Description
Given a string s, find the longest palindromic substring in s. You may assume that the maximum length of s is 1000.
Example
Input: “babad” Output: “bab” Note: “aba” is also a valid answer.
Input: “cbbd” Output: “bb”
Discussion
这道题可以采用动态规划的算法。我们维护一个二维数组dp。dp[i][j]表示从i到j是否是一个回文串。
递推式关系为:
如果dp[i+1][j-1] == 1 && s[i] == s[j],则dp[i][j] = 1
算法的时间复杂度为O(n^2)。
C++ Code
class Solution {
public:
string longestPalindrome(string s) {
int ** dp;
dp = new int * [s.length()]; //保存子串i~j是否是回文串
for(int i = 0; i < s.length(); i++)
{
dp[i] = new int[s.length()];
}
for(int i = 0; i < s.length(); i++)
{
for(int j = 0; j < s.length(); j++)
{
//把只有一个字符的串初始化为1,其他为0
if(i < j)

* 采集数据

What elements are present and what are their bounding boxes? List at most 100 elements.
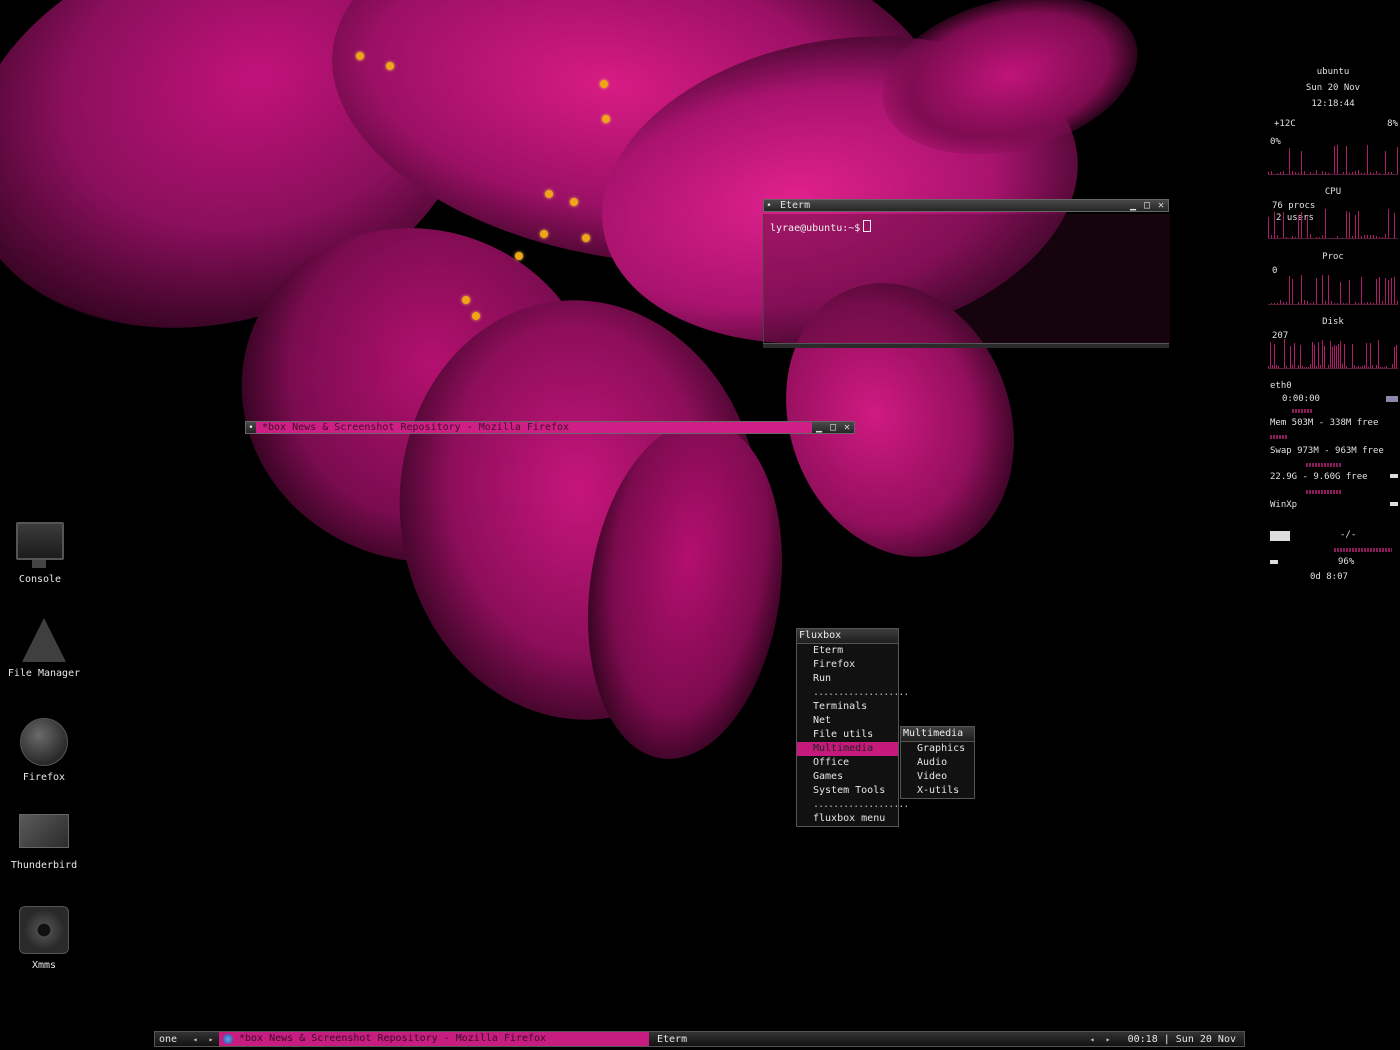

* 练习任务
1/ 判断以下陈述是否与最长回文子串题解相符：(a) 题中可假定字符串s的最大长度为1000；(b) 所述算法的时间复杂度为O(n^3)；(c) dp[i][j]表示从i到j是否是一个回文串。每项回答“是”或“否”，并原样引出题解中起决定作用的语句。
2/ 请接续最长回文子串题解的末尾，往下续写。

* 各题答案
1/
(a) 是。“You may assume that the maximum length of s is 1000.”
(b) 否。“算法的时间复杂度为O(n^2)。”
(c) 是。“dp[i][j]表示从i到j是否是一个回文串。”

2/
{
dp[i][j] = 0;
}
else
{
dp[i][j] = 1;
}
}
}
int maxLen = 0;
int answer_startLoc = 0;
int answer_endLoc = 0;
for(int len = 1; len < s.length(); len++)
{
for(int startLoc = 0; startLoc < s.length() - len; startLoc++)
{
//如果原子串是一个回文串,则在该子串前后添加两个相同的字符得到的新串也是回文串
if(s[startLoc] == s[startLoc + len] && dp[startLoc + 1][startLoc + len - 1] == 1)
{
dp[startLoc][startLoc + len] = 1;
if(len > maxLen)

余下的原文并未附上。